--- Data in this exercise ---
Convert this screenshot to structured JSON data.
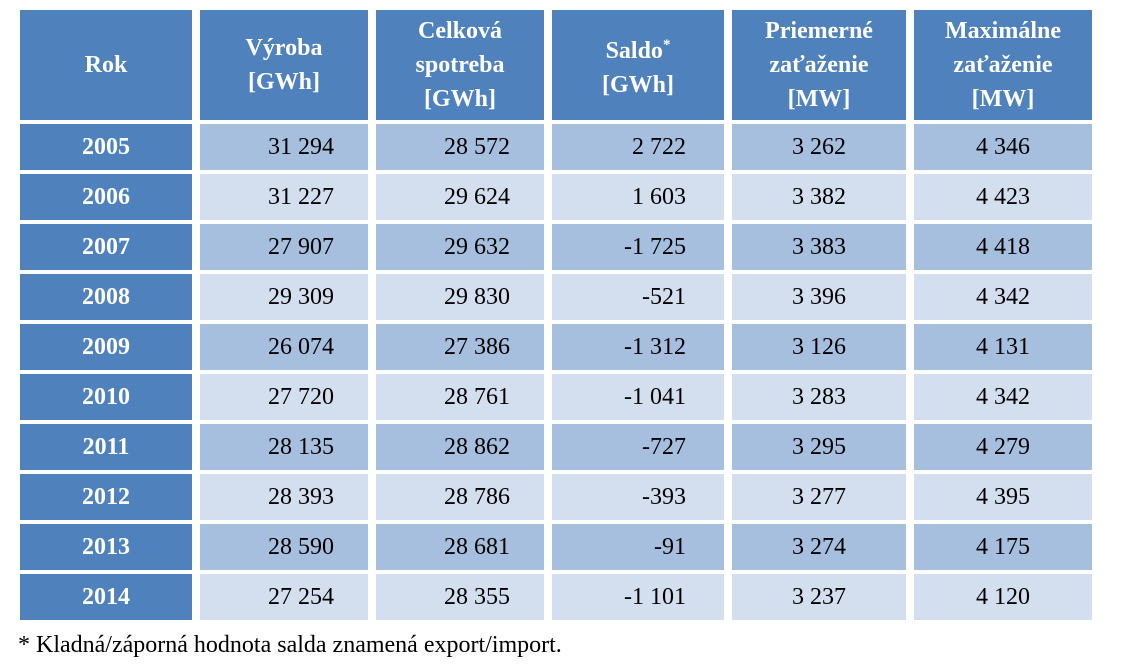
{
  "table": {
    "header": [
      {
        "lines": [
          "Rok"
        ]
      },
      {
        "lines": [
          "Výroba",
          "[GWh]"
        ]
      },
      {
        "lines": [
          "Celková",
          "spotreba",
          "[GWh]"
        ]
      },
      {
        "lines": [
          "Saldo",
          "[GWh]"
        ],
        "sup": "*"
      },
      {
        "lines": [
          "Priemerné",
          "zaťaženie",
          "[MW]"
        ]
      },
      {
        "lines": [
          "Maximálne",
          "zaťaženie",
          "[MW]"
        ]
      }
    ],
    "rows": [
      [
        "2005",
        "31 294",
        "28 572",
        "2 722",
        "3 262",
        "4 346"
      ],
      [
        "2006",
        "31 227",
        "29 624",
        "1 603",
        "3 382",
        "4 423"
      ],
      [
        "2007",
        "27 907",
        "29 632",
        "-1 725",
        "3 383",
        "4 418"
      ],
      [
        "2008",
        "29 309",
        "29 830",
        "-521",
        "3 396",
        "4 342"
      ],
      [
        "2009",
        "26 074",
        "27 386",
        "-1 312",
        "3 126",
        "4 131"
      ],
      [
        "2010",
        "27 720",
        "28 761",
        "-1 041",
        "3 283",
        "4 342"
      ],
      [
        "2011",
        "28 135",
        "28 862",
        "-727",
        "3 295",
        "4 279"
      ],
      [
        "2012",
        "28 393",
        "28 786",
        "-393",
        "3 277",
        "4 395"
      ],
      [
        "2013",
        "28 590",
        "28 681",
        "-91",
        "3 274",
        "4 175"
      ],
      [
        "2014",
        "27 254",
        "28 355",
        "-1 101",
        "3 237",
        "4 120"
      ]
    ]
  },
  "footnote": "* Kladná/záporná hodnota salda znamená export/import."
}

--- Required work ---
Using the material above, retype each entry exactly and omit the pictures.

--- Written reply ---
Convert this screenshot to structured JSON data.
{
  "table": {
    "header": [
      {
        "lines": [
          "Rok"
        ]
      },
      {
        "lines": [
          "Výroba",
          "[GWh]"
        ]
      },
      {
        "lines": [
          "Celková",
          "spotreba",
          "[GWh]"
        ]
      },
      {
        "lines": [
          "Saldo",
          "[GWh]"
        ],
        "sup": "*"
      },
      {
        "lines": [
          "Priemerné",
          "zaťaženie",
          "[MW]"
        ]
      },
      {
        "lines": [
          "Maximálne",
          "zaťaženie",
          "[MW]"
        ]
      }
    ],
    "rows": [
      [
        "2005",
        "31 294",
        "28 572",
        "2 722",
        "3 262",
        "4 346"
      ],
      [
        "2006",
        "31 227",
        "29 624",
        "1 603",
        "3 382",
        "4 423"
      ],
      [
        "2007",
        "27 907",
        "29 632",
        "-1 725",
        "3 383",
        "4 418"
      ],
      [
        "2008",
        "29 309",
        "29 830",
        "-521",
        "3 396",
        "4 342"
      ],
      [
        "2009",
        "26 074",
        "27 386",
        "-1 312",
        "3 126",
        "4 131"
      ],
      [
        "2010",
        "27 720",
        "28 761",
        "-1 041",
        "3 283",
        "4 342"
      ],
      [
        "2011",
        "28 135",
        "28 862",
        "-727",
        "3 295",
        "4 279"
      ],
      [
        "2012",
        "28 393",
        "28 786",
        "-393",
        "3 277",
        "4 395"
      ],
      [
        "2013",
        "28 590",
        "28 681",
        "-91",
        "3 274",
        "4 175"
      ],
      [
        "2014",
        "27 254",
        "28 355",
        "-1 101",
        "3 237",
        "4 120"
      ]
    ]
  },
  "footnote": "* Kladná/záporná hodnota salda znamená export/import."
}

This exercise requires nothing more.